Stated problem:
Check every line for the word "eeuw" and give the number of lines where it occurs, nothing else.

* start Material for the task *

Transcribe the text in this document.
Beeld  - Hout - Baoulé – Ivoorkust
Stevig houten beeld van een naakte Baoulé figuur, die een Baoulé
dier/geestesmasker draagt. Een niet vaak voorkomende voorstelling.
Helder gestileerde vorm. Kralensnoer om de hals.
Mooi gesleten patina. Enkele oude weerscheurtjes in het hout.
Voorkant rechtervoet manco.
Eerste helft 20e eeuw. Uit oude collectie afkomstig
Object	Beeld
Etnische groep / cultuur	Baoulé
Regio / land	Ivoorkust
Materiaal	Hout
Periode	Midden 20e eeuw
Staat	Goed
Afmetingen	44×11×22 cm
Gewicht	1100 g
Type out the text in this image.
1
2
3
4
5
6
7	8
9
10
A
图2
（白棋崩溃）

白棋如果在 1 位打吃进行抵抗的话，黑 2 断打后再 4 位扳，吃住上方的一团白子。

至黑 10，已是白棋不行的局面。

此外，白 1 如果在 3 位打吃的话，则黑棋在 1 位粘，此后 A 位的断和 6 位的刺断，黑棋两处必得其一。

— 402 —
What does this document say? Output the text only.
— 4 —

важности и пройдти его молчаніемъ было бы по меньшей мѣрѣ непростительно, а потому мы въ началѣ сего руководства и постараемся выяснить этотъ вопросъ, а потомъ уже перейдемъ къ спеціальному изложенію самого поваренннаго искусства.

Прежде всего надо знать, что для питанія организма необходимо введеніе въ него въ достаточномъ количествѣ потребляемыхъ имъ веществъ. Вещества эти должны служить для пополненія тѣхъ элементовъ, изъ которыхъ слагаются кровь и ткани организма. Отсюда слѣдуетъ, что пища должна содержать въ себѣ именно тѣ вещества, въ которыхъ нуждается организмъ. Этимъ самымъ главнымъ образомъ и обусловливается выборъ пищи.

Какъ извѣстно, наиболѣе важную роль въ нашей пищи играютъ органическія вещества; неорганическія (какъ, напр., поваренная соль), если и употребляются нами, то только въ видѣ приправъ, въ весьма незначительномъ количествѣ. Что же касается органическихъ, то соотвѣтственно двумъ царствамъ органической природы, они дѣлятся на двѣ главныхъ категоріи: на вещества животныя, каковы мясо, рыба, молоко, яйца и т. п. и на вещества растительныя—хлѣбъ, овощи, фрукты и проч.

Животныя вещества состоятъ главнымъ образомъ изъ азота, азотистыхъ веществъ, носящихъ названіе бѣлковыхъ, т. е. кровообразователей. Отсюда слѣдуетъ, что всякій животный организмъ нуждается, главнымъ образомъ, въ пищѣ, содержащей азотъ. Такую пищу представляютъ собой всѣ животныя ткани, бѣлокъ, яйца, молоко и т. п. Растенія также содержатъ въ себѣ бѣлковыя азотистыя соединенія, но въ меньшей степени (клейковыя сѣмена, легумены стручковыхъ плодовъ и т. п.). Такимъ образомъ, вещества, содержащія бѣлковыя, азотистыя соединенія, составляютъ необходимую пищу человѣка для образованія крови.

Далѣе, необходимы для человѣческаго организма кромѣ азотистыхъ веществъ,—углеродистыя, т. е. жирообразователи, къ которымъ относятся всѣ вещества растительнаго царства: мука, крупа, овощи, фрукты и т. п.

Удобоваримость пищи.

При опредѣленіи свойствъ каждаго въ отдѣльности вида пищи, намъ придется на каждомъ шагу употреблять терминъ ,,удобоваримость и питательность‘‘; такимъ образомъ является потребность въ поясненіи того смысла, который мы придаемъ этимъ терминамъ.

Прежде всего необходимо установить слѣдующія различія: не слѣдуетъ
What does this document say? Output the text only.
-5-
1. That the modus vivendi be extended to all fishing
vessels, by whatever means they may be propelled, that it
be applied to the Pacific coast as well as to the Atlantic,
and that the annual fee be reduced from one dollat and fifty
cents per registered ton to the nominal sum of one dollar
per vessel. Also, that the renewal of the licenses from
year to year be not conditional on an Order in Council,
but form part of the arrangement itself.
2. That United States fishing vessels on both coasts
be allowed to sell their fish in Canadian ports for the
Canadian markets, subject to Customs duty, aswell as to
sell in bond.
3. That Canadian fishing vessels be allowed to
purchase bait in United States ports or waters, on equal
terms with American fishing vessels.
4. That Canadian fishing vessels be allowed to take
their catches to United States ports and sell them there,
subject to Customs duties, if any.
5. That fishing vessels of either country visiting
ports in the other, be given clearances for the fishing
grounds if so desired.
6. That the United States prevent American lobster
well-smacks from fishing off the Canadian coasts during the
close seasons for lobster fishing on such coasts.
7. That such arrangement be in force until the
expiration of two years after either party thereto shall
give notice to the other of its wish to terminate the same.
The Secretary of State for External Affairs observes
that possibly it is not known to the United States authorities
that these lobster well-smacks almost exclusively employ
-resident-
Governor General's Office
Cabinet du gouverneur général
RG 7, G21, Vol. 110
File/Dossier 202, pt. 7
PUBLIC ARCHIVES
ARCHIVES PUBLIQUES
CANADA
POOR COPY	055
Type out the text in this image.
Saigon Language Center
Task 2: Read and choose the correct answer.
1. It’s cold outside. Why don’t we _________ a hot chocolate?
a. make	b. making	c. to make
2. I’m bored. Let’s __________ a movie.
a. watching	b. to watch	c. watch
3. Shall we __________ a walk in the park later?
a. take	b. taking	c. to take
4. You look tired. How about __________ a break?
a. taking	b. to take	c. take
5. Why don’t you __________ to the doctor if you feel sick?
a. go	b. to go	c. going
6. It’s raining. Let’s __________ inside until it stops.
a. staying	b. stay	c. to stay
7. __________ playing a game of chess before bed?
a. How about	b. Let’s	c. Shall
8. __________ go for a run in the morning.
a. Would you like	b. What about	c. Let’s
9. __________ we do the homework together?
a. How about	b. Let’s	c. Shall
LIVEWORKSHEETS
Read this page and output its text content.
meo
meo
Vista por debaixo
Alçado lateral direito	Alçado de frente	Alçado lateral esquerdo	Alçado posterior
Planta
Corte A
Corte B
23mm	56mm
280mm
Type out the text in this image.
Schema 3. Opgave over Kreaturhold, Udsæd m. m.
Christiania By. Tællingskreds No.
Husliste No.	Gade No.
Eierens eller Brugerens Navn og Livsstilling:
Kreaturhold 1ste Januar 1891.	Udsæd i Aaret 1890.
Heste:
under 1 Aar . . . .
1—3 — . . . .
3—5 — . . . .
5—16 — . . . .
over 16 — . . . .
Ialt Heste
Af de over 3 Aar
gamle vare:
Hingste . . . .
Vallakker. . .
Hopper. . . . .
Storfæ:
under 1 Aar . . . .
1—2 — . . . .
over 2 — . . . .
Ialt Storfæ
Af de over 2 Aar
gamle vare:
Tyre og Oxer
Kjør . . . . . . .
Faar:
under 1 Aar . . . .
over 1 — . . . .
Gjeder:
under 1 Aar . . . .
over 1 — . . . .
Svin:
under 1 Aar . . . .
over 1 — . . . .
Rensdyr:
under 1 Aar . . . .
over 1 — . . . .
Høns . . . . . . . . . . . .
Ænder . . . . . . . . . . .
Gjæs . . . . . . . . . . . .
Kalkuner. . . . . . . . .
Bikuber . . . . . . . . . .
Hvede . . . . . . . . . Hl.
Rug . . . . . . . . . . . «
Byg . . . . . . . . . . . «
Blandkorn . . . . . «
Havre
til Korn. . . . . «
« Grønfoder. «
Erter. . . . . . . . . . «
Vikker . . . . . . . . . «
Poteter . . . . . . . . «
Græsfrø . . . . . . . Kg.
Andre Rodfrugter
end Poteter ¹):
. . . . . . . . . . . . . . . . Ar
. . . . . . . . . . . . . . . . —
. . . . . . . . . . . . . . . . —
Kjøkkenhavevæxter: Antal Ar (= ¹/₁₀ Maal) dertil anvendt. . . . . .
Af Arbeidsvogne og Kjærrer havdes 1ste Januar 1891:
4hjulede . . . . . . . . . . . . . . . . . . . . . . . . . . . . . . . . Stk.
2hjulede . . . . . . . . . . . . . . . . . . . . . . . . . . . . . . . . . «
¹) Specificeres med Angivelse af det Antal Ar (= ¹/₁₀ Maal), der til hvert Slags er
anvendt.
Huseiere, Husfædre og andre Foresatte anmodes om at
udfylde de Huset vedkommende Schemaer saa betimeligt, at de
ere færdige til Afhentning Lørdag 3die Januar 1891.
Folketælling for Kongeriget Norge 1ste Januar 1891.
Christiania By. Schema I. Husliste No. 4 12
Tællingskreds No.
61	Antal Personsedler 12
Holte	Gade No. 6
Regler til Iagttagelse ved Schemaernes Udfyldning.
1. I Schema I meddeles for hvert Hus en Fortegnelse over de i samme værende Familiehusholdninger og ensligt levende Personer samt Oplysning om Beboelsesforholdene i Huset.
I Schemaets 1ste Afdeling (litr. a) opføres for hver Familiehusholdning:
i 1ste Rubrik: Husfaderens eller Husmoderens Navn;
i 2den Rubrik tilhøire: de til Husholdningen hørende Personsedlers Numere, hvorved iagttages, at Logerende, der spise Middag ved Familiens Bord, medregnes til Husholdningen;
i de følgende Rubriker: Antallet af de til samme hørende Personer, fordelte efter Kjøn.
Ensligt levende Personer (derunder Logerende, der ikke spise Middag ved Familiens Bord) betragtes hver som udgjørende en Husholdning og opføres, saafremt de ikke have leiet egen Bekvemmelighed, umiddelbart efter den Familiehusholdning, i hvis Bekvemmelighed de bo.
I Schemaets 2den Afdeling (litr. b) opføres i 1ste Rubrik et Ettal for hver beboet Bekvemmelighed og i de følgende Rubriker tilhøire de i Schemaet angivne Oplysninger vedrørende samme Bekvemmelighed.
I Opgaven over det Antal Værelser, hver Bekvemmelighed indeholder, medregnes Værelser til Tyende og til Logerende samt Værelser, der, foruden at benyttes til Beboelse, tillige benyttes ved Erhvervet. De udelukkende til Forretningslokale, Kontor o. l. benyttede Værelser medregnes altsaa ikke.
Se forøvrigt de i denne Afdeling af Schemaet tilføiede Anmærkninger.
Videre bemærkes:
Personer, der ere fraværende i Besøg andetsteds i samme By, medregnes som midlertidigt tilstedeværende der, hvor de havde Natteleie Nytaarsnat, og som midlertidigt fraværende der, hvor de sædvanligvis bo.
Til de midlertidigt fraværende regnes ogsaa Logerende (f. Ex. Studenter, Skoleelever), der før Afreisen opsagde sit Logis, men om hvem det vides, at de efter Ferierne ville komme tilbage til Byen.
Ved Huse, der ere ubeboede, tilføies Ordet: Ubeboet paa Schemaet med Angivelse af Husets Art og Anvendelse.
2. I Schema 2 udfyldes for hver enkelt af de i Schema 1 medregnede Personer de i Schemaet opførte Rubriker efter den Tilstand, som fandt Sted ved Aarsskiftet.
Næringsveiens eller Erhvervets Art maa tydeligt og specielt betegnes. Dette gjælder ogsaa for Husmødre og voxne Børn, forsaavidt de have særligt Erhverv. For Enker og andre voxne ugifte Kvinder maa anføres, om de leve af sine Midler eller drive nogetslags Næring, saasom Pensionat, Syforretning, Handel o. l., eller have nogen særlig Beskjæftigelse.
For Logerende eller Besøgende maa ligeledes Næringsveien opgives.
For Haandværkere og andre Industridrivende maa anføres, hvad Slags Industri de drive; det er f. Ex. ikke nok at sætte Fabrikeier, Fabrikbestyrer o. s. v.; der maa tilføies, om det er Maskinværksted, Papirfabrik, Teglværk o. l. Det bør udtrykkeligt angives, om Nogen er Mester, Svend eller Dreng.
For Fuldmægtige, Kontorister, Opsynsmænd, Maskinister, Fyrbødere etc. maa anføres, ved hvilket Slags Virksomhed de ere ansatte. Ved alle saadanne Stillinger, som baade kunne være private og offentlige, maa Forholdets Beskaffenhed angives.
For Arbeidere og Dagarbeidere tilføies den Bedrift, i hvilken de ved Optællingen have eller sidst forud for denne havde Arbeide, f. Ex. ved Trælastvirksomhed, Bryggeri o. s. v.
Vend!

* end Material for the task *

Correct result:
2